WHAT THE TASK REQUIRES: State how many lines of the entries hold the string "cast", and output nothing but that count.

RECORDS FOR THIS TASK:
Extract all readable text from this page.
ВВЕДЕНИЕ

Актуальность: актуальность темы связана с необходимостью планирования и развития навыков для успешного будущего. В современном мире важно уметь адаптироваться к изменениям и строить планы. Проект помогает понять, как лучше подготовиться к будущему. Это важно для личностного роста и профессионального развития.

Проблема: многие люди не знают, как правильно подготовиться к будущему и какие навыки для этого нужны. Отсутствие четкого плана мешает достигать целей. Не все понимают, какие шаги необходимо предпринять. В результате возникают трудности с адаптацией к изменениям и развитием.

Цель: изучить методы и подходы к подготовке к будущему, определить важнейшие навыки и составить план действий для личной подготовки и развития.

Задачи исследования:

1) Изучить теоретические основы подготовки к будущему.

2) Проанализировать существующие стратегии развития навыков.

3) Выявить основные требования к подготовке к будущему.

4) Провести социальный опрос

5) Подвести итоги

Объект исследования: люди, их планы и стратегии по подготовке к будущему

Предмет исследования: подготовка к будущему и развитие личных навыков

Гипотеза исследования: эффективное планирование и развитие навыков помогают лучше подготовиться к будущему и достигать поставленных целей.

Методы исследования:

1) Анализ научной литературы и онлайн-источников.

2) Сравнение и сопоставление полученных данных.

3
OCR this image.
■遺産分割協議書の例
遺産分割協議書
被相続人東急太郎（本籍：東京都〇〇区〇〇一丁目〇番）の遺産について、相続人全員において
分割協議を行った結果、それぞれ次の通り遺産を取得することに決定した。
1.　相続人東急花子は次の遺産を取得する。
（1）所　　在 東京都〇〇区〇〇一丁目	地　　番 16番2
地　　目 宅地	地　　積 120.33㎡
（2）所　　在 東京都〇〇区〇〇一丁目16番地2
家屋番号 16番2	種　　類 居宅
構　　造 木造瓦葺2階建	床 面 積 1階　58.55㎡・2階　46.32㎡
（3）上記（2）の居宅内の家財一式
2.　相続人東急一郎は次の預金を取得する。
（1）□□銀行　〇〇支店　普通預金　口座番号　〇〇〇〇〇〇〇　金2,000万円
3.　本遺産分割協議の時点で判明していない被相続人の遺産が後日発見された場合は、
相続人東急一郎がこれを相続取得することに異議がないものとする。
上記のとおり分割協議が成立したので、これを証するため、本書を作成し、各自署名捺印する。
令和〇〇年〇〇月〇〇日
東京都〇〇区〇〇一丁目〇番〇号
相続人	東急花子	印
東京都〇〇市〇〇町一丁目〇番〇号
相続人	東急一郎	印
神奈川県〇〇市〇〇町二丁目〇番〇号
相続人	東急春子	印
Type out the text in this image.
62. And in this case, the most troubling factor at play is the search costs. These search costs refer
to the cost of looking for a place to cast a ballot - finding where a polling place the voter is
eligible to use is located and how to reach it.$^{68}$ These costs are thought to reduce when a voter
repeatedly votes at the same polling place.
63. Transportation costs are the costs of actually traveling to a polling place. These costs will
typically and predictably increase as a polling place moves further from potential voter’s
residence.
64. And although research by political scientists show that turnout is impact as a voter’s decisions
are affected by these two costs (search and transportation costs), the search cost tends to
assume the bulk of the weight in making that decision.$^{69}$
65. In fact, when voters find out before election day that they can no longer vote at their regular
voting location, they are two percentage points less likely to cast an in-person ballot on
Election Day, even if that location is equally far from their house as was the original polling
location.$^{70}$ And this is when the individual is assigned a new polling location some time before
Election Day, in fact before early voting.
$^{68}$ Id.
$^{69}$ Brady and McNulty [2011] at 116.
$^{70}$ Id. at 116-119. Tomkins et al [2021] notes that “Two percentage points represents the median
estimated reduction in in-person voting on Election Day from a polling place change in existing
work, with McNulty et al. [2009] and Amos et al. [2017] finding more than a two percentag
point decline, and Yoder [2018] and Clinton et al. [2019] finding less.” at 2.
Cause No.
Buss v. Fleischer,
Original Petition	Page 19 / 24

RESPONSE: 2